▸ **WHAT THE EXERCISE ASKS**:
Extract every line of the items below that contains the string "drawing", matching its case exactly.

Source data
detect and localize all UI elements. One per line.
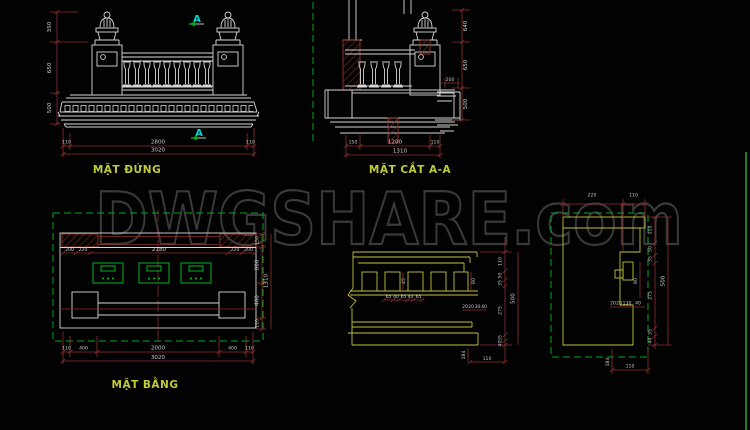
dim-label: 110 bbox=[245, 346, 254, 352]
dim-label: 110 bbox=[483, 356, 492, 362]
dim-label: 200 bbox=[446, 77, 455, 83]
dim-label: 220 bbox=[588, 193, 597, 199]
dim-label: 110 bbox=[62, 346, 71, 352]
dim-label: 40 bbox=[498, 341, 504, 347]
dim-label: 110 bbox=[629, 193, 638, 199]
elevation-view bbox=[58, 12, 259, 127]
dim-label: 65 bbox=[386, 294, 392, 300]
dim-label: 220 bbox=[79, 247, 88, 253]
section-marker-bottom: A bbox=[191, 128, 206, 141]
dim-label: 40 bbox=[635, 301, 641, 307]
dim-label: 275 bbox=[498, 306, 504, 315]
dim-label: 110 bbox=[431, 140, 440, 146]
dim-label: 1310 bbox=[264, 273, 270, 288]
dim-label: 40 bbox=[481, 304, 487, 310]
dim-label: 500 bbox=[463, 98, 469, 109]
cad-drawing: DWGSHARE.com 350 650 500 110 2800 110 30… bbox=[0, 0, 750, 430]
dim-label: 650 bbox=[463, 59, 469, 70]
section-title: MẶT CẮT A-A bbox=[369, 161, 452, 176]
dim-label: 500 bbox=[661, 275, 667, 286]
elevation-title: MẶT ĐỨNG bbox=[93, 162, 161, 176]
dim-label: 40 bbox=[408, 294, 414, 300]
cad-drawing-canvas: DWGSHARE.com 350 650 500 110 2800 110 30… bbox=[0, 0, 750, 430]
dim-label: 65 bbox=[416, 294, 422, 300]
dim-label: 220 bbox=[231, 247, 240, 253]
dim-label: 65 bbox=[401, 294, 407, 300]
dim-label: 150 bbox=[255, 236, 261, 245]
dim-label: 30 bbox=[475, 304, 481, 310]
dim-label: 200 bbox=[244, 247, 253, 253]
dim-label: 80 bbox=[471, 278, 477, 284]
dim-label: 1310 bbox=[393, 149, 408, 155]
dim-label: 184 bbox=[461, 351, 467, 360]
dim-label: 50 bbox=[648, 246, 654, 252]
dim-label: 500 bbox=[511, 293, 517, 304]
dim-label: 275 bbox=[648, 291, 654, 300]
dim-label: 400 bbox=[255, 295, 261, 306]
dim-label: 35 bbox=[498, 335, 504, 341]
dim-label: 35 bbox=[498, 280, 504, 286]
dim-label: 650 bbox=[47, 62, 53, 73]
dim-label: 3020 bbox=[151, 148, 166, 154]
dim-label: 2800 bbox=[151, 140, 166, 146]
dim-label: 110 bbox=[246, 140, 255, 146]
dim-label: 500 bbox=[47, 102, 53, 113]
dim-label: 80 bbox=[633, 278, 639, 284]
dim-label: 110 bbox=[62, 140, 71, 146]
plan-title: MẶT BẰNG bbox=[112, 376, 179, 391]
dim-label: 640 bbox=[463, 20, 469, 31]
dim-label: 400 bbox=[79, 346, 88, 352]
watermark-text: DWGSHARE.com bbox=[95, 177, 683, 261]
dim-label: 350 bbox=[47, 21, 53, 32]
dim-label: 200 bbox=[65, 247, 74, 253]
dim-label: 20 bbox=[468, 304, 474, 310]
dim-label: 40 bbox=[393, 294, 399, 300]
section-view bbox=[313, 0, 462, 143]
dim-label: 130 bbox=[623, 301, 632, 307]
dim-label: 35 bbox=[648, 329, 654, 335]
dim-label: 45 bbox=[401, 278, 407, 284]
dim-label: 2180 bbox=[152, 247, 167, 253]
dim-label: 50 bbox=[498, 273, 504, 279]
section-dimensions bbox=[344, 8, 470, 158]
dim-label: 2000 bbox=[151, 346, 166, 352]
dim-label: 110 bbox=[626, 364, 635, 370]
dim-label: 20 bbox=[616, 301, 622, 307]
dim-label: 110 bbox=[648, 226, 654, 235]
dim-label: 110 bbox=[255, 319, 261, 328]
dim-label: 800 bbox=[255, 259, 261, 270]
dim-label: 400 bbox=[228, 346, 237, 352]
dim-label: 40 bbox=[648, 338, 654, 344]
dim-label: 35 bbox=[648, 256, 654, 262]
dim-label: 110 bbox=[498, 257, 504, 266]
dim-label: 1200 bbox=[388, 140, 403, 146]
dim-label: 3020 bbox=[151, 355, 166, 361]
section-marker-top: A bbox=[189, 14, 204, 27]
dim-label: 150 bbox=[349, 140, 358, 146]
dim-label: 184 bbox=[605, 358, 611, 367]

▸ **RESULT OF THE TASK**:
cad-drawing: DWGSHARE.com 350 650 500 110 2800 110 30… bbox=[0, 0, 750, 430]
cad-drawing-canvas: DWGSHARE.com 350 650 500 110 2800 110 30… bbox=[0, 0, 750, 430]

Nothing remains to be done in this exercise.